▸ **Aim of the exercise**: Look over the lines below. Report each one that includes the string "school".

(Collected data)
+++

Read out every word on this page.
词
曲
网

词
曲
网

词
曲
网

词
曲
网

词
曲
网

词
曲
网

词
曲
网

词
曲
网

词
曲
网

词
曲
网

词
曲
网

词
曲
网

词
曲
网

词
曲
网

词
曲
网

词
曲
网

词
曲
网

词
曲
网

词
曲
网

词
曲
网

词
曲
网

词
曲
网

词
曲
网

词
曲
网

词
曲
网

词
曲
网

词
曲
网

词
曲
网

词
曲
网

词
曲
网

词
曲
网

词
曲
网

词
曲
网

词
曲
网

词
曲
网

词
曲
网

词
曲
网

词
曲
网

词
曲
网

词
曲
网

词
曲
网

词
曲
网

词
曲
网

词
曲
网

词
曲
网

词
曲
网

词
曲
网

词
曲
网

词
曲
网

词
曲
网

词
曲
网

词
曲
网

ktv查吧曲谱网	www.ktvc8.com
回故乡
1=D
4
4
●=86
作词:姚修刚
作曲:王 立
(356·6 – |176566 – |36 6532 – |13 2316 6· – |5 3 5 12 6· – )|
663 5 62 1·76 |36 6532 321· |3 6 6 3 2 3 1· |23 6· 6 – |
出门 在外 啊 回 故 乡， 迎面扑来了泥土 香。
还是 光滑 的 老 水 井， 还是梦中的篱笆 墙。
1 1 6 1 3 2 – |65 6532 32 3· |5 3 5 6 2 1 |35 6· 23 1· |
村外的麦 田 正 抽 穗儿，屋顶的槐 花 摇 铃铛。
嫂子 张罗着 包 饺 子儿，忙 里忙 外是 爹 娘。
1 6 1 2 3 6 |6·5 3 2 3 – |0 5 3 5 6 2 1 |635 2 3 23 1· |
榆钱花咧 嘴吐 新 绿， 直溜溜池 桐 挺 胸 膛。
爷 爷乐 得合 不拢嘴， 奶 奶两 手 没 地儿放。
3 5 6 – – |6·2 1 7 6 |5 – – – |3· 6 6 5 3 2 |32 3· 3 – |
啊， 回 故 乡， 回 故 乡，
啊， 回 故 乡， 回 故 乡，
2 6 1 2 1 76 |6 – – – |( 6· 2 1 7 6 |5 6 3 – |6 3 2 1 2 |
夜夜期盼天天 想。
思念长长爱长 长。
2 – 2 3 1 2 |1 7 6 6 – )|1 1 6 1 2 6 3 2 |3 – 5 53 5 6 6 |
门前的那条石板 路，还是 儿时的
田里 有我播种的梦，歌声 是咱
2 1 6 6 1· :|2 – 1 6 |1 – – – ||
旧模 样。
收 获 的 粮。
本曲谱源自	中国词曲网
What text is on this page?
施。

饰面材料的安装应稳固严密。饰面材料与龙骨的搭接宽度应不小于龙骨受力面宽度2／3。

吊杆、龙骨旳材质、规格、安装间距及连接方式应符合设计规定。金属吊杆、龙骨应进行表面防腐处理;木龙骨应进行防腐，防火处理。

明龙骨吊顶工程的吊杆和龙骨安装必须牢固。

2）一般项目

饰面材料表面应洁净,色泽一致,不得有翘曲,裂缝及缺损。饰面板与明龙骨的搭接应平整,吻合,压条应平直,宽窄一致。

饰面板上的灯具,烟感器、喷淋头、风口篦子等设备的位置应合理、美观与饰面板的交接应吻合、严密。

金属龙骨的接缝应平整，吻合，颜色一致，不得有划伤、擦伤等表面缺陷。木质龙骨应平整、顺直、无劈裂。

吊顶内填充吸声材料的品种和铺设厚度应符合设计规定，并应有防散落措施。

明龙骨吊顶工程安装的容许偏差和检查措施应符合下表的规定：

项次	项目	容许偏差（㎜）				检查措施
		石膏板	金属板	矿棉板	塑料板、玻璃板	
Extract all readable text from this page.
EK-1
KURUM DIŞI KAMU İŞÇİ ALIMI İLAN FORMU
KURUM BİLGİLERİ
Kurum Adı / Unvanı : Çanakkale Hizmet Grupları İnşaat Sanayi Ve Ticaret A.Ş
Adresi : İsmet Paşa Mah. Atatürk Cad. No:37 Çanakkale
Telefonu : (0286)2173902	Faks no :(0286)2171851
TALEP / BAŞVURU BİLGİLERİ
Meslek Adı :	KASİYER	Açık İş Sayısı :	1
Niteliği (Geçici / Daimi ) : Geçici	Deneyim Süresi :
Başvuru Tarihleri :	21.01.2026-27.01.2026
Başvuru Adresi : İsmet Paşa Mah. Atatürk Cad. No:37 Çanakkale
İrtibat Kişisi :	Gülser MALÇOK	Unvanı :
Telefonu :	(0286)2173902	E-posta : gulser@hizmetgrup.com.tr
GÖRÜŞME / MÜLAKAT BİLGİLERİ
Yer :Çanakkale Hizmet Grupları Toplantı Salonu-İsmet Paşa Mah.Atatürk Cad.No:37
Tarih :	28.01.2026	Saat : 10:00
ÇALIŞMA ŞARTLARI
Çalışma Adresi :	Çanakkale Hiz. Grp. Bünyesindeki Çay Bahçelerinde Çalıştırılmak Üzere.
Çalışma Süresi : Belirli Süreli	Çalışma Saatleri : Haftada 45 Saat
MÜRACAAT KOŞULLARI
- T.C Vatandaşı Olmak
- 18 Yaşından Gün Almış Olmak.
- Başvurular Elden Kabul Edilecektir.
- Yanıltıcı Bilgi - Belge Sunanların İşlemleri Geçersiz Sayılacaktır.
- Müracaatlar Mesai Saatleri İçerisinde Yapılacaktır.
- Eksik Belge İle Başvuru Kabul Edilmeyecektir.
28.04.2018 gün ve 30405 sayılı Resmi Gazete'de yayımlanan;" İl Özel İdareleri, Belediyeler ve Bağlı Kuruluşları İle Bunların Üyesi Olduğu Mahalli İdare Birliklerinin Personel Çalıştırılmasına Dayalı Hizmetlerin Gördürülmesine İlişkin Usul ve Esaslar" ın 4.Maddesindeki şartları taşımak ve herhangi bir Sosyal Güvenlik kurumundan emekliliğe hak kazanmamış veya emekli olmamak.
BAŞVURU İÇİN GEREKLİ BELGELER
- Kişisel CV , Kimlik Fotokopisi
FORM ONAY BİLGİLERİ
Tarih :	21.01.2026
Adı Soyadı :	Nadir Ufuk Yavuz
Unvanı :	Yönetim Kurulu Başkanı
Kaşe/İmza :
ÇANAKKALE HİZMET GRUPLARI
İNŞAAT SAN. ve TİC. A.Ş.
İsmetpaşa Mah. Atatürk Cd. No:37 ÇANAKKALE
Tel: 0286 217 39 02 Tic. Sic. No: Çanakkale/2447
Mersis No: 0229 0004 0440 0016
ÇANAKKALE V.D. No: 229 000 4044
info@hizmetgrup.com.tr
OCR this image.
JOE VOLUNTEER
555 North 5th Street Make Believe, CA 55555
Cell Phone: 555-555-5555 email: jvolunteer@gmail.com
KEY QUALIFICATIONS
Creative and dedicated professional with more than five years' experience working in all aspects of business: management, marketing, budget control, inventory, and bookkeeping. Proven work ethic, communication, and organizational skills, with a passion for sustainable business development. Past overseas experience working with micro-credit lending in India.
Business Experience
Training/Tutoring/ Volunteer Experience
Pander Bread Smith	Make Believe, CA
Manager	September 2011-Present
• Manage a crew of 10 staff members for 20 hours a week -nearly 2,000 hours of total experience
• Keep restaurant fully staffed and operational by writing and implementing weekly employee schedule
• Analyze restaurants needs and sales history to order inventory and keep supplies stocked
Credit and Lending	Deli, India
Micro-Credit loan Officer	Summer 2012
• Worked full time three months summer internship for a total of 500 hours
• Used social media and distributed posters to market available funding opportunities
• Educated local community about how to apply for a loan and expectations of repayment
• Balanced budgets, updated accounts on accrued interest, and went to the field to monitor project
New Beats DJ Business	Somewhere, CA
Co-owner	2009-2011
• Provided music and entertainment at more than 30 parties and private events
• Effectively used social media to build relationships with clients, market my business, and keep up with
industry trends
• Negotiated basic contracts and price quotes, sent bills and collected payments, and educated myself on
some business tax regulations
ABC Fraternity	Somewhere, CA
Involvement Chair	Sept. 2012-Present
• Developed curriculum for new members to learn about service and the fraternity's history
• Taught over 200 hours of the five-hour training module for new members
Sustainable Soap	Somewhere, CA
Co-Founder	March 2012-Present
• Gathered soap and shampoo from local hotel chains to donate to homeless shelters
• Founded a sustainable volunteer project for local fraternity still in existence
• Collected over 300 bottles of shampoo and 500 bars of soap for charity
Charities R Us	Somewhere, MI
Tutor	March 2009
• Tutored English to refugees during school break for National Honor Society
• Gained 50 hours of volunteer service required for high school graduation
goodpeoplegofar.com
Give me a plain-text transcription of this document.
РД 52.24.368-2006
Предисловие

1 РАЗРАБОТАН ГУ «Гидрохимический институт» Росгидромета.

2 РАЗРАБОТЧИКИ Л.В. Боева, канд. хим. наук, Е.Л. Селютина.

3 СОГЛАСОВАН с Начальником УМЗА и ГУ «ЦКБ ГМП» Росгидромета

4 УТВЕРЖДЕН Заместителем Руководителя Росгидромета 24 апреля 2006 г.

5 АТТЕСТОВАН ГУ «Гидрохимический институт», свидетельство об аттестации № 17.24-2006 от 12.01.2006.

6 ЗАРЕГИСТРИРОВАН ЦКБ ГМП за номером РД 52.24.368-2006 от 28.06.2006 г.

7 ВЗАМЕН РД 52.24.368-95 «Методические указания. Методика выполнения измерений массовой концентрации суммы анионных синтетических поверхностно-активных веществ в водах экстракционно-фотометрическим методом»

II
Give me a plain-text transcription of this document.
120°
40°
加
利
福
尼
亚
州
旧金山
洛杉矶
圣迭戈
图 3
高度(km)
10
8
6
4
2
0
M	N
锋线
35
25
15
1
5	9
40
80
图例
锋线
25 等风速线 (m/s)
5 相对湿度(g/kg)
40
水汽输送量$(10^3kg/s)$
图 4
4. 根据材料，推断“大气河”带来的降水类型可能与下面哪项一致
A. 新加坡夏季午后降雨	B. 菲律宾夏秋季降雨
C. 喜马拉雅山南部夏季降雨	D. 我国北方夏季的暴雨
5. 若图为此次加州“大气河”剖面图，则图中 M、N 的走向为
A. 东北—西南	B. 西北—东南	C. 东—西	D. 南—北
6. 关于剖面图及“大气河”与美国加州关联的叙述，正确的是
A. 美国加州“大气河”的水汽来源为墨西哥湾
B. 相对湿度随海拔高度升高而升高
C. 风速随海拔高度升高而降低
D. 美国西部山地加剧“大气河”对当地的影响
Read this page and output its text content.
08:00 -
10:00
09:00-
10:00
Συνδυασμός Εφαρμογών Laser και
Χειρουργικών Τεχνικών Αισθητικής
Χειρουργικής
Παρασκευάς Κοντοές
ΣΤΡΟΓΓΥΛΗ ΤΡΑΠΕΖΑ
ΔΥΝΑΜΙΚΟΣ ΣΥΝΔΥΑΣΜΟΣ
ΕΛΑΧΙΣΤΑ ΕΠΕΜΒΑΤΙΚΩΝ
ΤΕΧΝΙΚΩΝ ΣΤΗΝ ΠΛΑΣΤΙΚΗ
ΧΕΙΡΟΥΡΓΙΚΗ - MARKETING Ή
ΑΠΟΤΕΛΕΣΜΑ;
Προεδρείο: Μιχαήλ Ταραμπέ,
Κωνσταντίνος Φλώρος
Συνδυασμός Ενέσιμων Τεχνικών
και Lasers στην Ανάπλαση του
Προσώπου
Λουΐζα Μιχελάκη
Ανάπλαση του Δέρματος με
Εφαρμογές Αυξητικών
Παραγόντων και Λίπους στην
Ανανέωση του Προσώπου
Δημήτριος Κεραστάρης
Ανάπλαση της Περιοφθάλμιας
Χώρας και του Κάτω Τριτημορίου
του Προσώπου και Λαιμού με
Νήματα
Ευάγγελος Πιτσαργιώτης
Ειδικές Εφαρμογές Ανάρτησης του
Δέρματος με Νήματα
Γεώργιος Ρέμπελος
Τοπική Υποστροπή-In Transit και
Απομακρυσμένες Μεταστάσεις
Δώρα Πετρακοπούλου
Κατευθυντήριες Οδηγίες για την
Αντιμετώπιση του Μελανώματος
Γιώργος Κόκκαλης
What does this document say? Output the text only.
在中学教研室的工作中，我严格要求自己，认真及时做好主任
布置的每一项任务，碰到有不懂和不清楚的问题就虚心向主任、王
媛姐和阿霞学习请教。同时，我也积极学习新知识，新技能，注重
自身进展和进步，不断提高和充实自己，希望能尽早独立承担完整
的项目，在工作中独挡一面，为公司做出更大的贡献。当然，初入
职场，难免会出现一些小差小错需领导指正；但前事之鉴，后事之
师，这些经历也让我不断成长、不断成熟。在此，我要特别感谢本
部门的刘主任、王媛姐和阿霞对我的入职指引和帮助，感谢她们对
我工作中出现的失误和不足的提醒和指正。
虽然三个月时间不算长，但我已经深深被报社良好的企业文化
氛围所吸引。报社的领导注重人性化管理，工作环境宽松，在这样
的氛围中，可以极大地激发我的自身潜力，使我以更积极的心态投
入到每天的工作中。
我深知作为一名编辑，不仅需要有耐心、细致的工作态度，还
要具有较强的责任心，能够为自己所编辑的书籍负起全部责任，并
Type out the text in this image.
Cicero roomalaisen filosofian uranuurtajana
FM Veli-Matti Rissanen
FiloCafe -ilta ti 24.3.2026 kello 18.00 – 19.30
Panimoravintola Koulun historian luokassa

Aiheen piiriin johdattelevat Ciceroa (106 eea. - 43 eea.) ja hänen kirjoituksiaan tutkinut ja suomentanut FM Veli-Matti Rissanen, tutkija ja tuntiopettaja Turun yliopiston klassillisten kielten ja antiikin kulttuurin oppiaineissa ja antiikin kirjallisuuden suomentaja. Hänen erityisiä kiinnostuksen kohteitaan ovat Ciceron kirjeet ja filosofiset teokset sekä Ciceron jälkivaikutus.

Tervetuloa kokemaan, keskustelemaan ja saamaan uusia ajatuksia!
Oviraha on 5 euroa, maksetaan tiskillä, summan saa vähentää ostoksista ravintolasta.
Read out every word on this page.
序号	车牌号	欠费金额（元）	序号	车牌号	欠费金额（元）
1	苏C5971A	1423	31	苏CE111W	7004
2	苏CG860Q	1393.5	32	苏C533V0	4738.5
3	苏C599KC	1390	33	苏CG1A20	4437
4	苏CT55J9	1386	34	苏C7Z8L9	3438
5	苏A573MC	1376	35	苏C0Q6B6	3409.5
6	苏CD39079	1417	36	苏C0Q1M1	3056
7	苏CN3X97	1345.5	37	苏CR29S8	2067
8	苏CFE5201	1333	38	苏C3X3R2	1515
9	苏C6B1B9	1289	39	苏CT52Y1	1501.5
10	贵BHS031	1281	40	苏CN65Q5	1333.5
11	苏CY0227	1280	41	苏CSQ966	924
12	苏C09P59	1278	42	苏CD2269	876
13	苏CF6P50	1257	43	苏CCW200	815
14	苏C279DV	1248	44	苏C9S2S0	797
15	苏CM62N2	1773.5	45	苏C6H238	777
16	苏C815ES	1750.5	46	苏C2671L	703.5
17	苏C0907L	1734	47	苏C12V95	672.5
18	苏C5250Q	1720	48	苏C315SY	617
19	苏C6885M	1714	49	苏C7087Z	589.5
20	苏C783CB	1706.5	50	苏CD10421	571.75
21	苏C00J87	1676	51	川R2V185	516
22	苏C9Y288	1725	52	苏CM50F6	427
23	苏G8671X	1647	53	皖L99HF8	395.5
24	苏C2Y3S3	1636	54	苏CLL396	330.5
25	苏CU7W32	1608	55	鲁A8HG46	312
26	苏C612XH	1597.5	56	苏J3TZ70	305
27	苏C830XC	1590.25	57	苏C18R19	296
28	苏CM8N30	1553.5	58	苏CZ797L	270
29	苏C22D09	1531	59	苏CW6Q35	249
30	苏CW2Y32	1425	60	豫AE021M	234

+++

▸ **Answer to the problem**:
• Tutored English to refugees during school break for National Honor Society
• Gained 50 hours of volunteer service required for high school graduation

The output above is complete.